• [AIM OF THE EXERCISE]
Reproduce each line of the material precisely.

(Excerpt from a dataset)
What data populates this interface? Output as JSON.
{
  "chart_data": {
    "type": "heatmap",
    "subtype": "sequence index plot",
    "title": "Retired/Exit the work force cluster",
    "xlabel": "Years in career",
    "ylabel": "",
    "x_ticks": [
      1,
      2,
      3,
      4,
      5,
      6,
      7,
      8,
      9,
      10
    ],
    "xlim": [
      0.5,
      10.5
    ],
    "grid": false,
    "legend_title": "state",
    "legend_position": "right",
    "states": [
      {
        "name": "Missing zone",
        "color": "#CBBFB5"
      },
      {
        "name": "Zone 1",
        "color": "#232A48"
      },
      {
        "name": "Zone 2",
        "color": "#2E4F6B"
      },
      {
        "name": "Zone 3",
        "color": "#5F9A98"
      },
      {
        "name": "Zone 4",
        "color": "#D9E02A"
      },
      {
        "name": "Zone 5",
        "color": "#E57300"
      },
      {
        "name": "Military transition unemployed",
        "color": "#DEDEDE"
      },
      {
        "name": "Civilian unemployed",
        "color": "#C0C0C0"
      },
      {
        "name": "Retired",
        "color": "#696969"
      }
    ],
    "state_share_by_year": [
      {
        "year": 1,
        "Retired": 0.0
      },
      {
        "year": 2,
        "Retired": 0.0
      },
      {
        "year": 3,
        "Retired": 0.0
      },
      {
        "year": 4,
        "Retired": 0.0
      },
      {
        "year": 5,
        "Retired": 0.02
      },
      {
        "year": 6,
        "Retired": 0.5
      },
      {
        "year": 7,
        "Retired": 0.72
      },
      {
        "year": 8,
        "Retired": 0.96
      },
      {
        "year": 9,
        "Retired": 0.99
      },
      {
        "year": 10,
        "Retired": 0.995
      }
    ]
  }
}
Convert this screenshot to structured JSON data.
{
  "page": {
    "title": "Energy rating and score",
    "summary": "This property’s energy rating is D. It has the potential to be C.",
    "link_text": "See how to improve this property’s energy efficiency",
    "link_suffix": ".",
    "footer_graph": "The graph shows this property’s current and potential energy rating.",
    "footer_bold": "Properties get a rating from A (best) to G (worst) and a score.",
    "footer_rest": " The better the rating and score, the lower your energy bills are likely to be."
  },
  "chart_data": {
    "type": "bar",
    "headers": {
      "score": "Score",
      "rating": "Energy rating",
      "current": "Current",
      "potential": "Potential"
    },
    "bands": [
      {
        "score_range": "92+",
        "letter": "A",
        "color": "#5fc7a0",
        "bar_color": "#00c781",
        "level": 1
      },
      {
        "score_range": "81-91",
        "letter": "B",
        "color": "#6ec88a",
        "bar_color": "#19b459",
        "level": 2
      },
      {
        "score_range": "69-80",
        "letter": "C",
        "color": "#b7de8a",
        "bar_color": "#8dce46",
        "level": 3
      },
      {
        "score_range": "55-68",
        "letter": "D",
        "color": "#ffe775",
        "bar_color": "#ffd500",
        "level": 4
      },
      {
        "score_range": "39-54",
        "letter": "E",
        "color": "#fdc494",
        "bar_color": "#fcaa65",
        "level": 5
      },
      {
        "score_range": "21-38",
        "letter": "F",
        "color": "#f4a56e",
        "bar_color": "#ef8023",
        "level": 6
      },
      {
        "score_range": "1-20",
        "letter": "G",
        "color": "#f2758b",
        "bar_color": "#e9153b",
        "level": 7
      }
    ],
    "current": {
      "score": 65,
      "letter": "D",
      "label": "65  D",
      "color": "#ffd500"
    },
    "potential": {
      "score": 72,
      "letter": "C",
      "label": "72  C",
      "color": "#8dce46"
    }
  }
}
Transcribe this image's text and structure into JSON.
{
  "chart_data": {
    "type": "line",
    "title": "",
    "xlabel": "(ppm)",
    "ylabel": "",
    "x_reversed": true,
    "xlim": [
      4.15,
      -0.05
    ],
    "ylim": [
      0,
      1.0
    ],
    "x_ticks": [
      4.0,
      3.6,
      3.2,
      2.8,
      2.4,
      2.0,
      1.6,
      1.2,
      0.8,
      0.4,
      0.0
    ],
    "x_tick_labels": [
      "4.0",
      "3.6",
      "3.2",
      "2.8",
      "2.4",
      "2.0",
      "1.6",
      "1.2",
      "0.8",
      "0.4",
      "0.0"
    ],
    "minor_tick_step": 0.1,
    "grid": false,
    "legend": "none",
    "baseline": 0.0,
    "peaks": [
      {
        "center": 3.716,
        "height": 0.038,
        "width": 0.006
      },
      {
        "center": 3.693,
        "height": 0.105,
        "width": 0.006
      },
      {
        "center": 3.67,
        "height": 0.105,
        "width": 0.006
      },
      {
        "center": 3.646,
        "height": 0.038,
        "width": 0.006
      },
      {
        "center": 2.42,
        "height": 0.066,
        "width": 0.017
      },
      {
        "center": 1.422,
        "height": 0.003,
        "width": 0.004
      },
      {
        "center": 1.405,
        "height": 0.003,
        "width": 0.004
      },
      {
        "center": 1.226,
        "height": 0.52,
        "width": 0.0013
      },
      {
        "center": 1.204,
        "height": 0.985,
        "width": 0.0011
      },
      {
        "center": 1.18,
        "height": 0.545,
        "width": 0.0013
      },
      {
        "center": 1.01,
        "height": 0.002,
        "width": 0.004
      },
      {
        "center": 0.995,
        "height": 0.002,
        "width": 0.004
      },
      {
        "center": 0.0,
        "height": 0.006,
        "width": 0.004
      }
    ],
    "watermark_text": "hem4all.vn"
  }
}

• [RESULT]
What data populates this interface? Output as JSON.
{
  "chart_data": {
    "type": "heatmap",
    "subtype": "sequence index plot",
    "title": "Retired/Exit the work force cluster",
    "xlabel": "Years in career",
    "ylabel": "",
    "x_ticks": [
      1,
      2,
      3,
      4,
      5,
      6,
      7,
      8,
      9,
      10
    ],
    "xlim": [
      0.5,
      10.5
    ],
    "grid": false,
    "legend_title": "state",
    "legend_position": "right",
    "states": [
      {
        "name": "Missing zone",
        "color": "#CBBFB5"
      },
      {
        "name": "Zone 1",
        "color": "#232A48"
      },
      {
        "name": "Zone 2",
        "color": "#2E4F6B"
      },
      {
        "name": "Zone 3",
        "color": "#5F9A98"
      },
      {
        "name": "Zone 4",
        "color": "#D9E02A"
      },
      {
        "name": "Zone 5",
        "color": "#E57300"
      },
      {
        "name": "Military transition unemployed",
        "color": "#DEDEDE"
      },
      {
        "name": "Civilian unemployed",
        "color": "#C0C0C0"
      },
      {
        "name": "Retired",
        "color": "#696969"
      }
    ],
    "state_share_by_year": [
      {
        "year": 1,
        "Retired": 0.0
      },
      {
        "year": 2,
        "Retired": 0.0
      },
      {
        "year": 3,
        "Retired": 0.0
      },
      {
        "year": 4,
        "Retired": 0.0
      },
      {
        "year": 5,
        "Retired": 0.02
      },
      {
        "year": 6,
        "Retired": 0.5
      },
      {
        "year": 7,
        "Retired": 0.72
      },
      {
        "year": 8,
        "Retired": 0.96
      },
      {
        "year": 9,
        "Retired": 0.99
      },
      {
        "year": 10,
        "Retired": 0.995
      }
    ]
  }
}
Convert this screenshot to structured JSON data.
{
  "page": {
    "title": "Energy rating and score",
    "summary": "This property’s energy rating is D. It has the potential to be C.",
    "link_text": "See how to improve this property’s energy efficiency",
    "link_suffix": ".",
    "footer_graph": "The graph shows this property’s current and potential energy rating.",
    "footer_bold": "Properties get a rating from A (best) to G (worst) and a score.",
    "footer_rest": " The better the rating and score, the lower your energy bills are likely to be."
  },
  "chart_data": {
    "type": "bar",
    "headers": {
      "score": "Score",
      "rating": "Energy rating",
      "current": "Current",
      "potential": "Potential"
    },
    "bands": [
      {
        "score_range": "92+",
        "letter": "A",
        "color": "#5fc7a0",
        "bar_color": "#00c781",
        "level": 1
      },
      {
        "score_range": "81-91",
        "letter": "B",
        "color": "#6ec88a",
        "bar_color": "#19b459",
        "level": 2
      },
      {
        "score_range": "69-80",
        "letter": "C",
        "color": "#b7de8a",
        "bar_color": "#8dce46",
        "level": 3
      },
      {
        "score_range": "55-68",
        "letter": "D",
        "color": "#ffe775",
        "bar_color": "#ffd500",
        "level": 4
      },
      {
        "score_range": "39-54",
        "letter": "E",
        "color": "#fdc494",
        "bar_color": "#fcaa65",
        "level": 5
      },
      {
        "score_range": "21-38",
        "letter": "F",
        "color": "#f4a56e",
        "bar_color": "#ef8023",
        "level": 6
      },
      {
        "score_range": "1-20",
        "letter": "G",
        "color": "#f2758b",
        "bar_color": "#e9153b",
        "level": 7
      }
    ],
    "current": {
      "score": 65,
      "letter": "D",
      "label": "65  D",
      "color": "#ffd500"
    },
    "potential": {
      "score": 72,
      "letter": "C",
      "label": "72  C",
      "color": "#8dce46"
    }
  }
}
Transcribe this image's text and structure into JSON.
{
  "chart_data": {
    "type": "line",
    "title": "",
    "xlabel": "(ppm)",
    "ylabel": "",
    "x_reversed": true,
    "xlim": [
      4.15,
      -0.05
    ],
    "ylim": [
      0,
      1.0
    ],
    "x_ticks": [
      4.0,
      3.6,
      3.2,
      2.8,
      2.4,
      2.0,
      1.6,
      1.2,
      0.8,
      0.4,
      0.0
    ],
    "x_tick_labels": [
      "4.0",
      "3.6",
      "3.2",
      "2.8",
      "2.4",
      "2.0",
      "1.6",
      "1.2",
      "0.8",
      "0.4",
      "0.0"
    ],
    "minor_tick_step": 0.1,
    "grid": false,
    "legend": "none",
    "baseline": 0.0,
    "peaks": [
      {
        "center": 3.716,
        "height": 0.038,
        "width": 0.006
      },
      {
        "center": 3.693,
        "height": 0.105,
        "width": 0.006
      },
      {
        "center": 3.67,
        "height": 0.105,
        "width": 0.006
      },
      {
        "center": 3.646,
        "height": 0.038,
        "width": 0.006
      },
      {
        "center": 2.42,
        "height": 0.066,
        "width": 0.017
      },
      {
        "center": 1.422,
        "height": 0.003,
        "width": 0.004
      },
      {
        "center": 1.405,
        "height": 0.003,
        "width": 0.004
      },
      {
        "center": 1.226,
        "height": 0.52,
        "width": 0.0013
      },
      {
        "center": 1.204,
        "height": 0.985,
        "width": 0.0011
      },
      {
        "center": 1.18,
        "height": 0.545,
        "width": 0.0013
      },
      {
        "center": 1.01,
        "height": 0.002,
        "width": 0.004
      },
      {
        "center": 0.995,
        "height": 0.002,
        "width": 0.004
      },
      {
        "center": 0.0,
        "height": 0.006,
        "width": 0.004
      }
    ],
    "watermark_text": "hem4all.vn"
  }
}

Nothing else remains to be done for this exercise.